## Challenge:
Transcribe each line of the material as it is, and drop any picture.

## The data:
....................
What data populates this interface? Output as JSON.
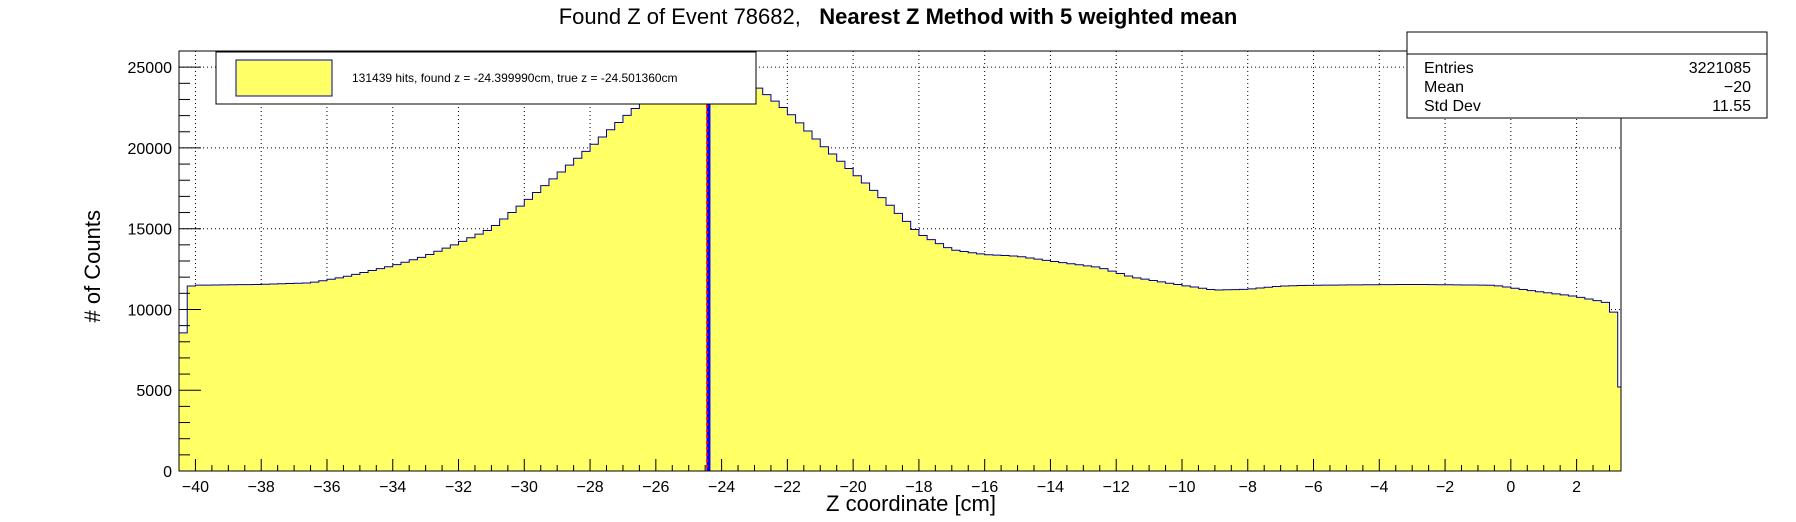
{
  "chart_data": {
    "type": "bar",
    "title_prefix": "Found Z of Event 78682,",
    "title_bold": "Nearest Z Method with 5 weighted mean",
    "xlabel": "Z coordinate [cm]",
    "ylabel": "# of Counts",
    "xlim": [
      -40.5,
      3.35
    ],
    "ylim": [
      0,
      26000
    ],
    "x_ticks": [
      -40,
      -38,
      -36,
      -34,
      -32,
      -30,
      -28,
      -26,
      -24,
      -22,
      -20,
      -18,
      -16,
      -14,
      -12,
      -10,
      -8,
      -6,
      -4,
      -2,
      0,
      2
    ],
    "y_ticks": [
      0,
      5000,
      10000,
      15000,
      20000,
      25000
    ],
    "grid": true,
    "bin_width": 0.25,
    "bin_start": -40.5,
    "profile": [
      [
        -40.5,
        5700
      ],
      [
        -40.25,
        11400
      ],
      [
        -40.0,
        11500
      ],
      [
        -38.0,
        11550
      ],
      [
        -36.5,
        11650
      ],
      [
        -35.5,
        12000
      ],
      [
        -34.0,
        12700
      ],
      [
        -33.0,
        13300
      ],
      [
        -32.0,
        14100
      ],
      [
        -31.0,
        15000
      ],
      [
        -30.0,
        16600
      ],
      [
        -29.0,
        18300
      ],
      [
        -28.0,
        20000
      ],
      [
        -27.0,
        21800
      ],
      [
        -26.0,
        23500
      ],
      [
        -25.0,
        24700
      ],
      [
        -24.4,
        25200
      ],
      [
        -23.5,
        24200
      ],
      [
        -23.0,
        23900
      ],
      [
        -22.0,
        22300
      ],
      [
        -21.0,
        20300
      ],
      [
        -20.0,
        18500
      ],
      [
        -19.0,
        16700
      ],
      [
        -18.0,
        14700
      ],
      [
        -17.0,
        13700
      ],
      [
        -16.0,
        13400
      ],
      [
        -15.0,
        13300
      ],
      [
        -14.0,
        13000
      ],
      [
        -12.5,
        12600
      ],
      [
        -11.5,
        12000
      ],
      [
        -10.0,
        11500
      ],
      [
        -9.0,
        11200
      ],
      [
        -8.0,
        11250
      ],
      [
        -7.0,
        11450
      ],
      [
        -6.0,
        11500
      ],
      [
        -3.0,
        11550
      ],
      [
        -0.5,
        11500
      ],
      [
        0.5,
        11200
      ],
      [
        2.0,
        10800
      ],
      [
        3.1,
        10350
      ],
      [
        3.35,
        5200
      ]
    ],
    "found_z": -24.39999,
    "true_z": -24.50136,
    "legend": {
      "position": "top-left",
      "text": "131439 hits, found z = -24.399990cm, true z = -24.501360cm"
    },
    "stats": {
      "position": "top-right",
      "rows": [
        {
          "label": "Entries",
          "value": "3221085"
        },
        {
          "label": "Mean",
          "value": "−20"
        },
        {
          "label": "Std Dev",
          "value": "11.55"
        }
      ]
    },
    "colors": {
      "fill": "#ffff66",
      "outline": "#000099",
      "found_line": "#0000ff",
      "true_line": "#ff0000"
    }
  }
}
....................
## Written solution:
What data populates this interface? Output as JSON.
{
  "chart_data": {
    "type": "bar",
    "title_prefix": "Found Z of Event 78682,",
    "title_bold": "Nearest Z Method with 5 weighted mean",
    "xlabel": "Z coordinate [cm]",
    "ylabel": "# of Counts",
    "xlim": [
      -40.5,
      3.35
    ],
    "ylim": [
      0,
      26000
    ],
    "x_ticks": [
      -40,
      -38,
      -36,
      -34,
      -32,
      -30,
      -28,
      -26,
      -24,
      -22,
      -20,
      -18,
      -16,
      -14,
      -12,
      -10,
      -8,
      -6,
      -4,
      -2,
      0,
      2
    ],
    "y_ticks": [
      0,
      5000,
      10000,
      15000,
      20000,
      25000
    ],
    "grid": true,
    "bin_width": 0.25,
    "bin_start": -40.5,
    "profile": [
      [
        -40.5,
        5700
      ],
      [
        -40.25,
        11400
      ],
      [
        -40.0,
        11500
      ],
      [
        -38.0,
        11550
      ],
      [
        -36.5,
        11650
      ],
      [
        -35.5,
        12000
      ],
      [
        -34.0,
        12700
      ],
      [
        -33.0,
        13300
      ],
      [
        -32.0,
        14100
      ],
      [
        -31.0,
        15000
      ],
      [
        -30.0,
        16600
      ],
      [
        -29.0,
        18300
      ],
      [
        -28.0,
        20000
      ],
      [
        -27.0,
        21800
      ],
      [
        -26.0,
        23500
      ],
      [
        -25.0,
        24700
      ],
      [
        -24.4,
        25200
      ],
      [
        -23.5,
        24200
      ],
      [
        -23.0,
        23900
      ],
      [
        -22.0,
        22300
      ],
      [
        -21.0,
        20300
      ],
      [
        -20.0,
        18500
      ],
      [
        -19.0,
        16700
      ],
      [
        -18.0,
        14700
      ],
      [
        -17.0,
        13700
      ],
      [
        -16.0,
        13400
      ],
      [
        -15.0,
        13300
      ],
      [
        -14.0,
        13000
      ],
      [
        -12.5,
        12600
      ],
      [
        -11.5,
        12000
      ],
      [
        -10.0,
        11500
      ],
      [
        -9.0,
        11200
      ],
      [
        -8.0,
        11250
      ],
      [
        -7.0,
        11450
      ],
      [
        -6.0,
        11500
      ],
      [
        -3.0,
        11550
      ],
      [
        -0.5,
        11500
      ],
      [
        0.5,
        11200
      ],
      [
        2.0,
        10800
      ],
      [
        3.1,
        10350
      ],
      [
        3.35,
        5200
      ]
    ],
    "found_z": -24.39999,
    "true_z": -24.50136,
    "legend": {
      "position": "top-left",
      "text": "131439 hits, found z = -24.399990cm, true z = -24.501360cm"
    },
    "stats": {
      "position": "top-right",
      "rows": [
        {
          "label": "Entries",
          "value": "3221085"
        },
        {
          "label": "Mean",
          "value": "−20"
        },
        {
          "label": "Std Dev",
          "value": "11.55"
        }
      ]
    },
    "colors": {
      "fill": "#ffff66",
      "outline": "#000099",
      "found_line": "#0000ff",
      "true_line": "#ff0000"
    }
  }
}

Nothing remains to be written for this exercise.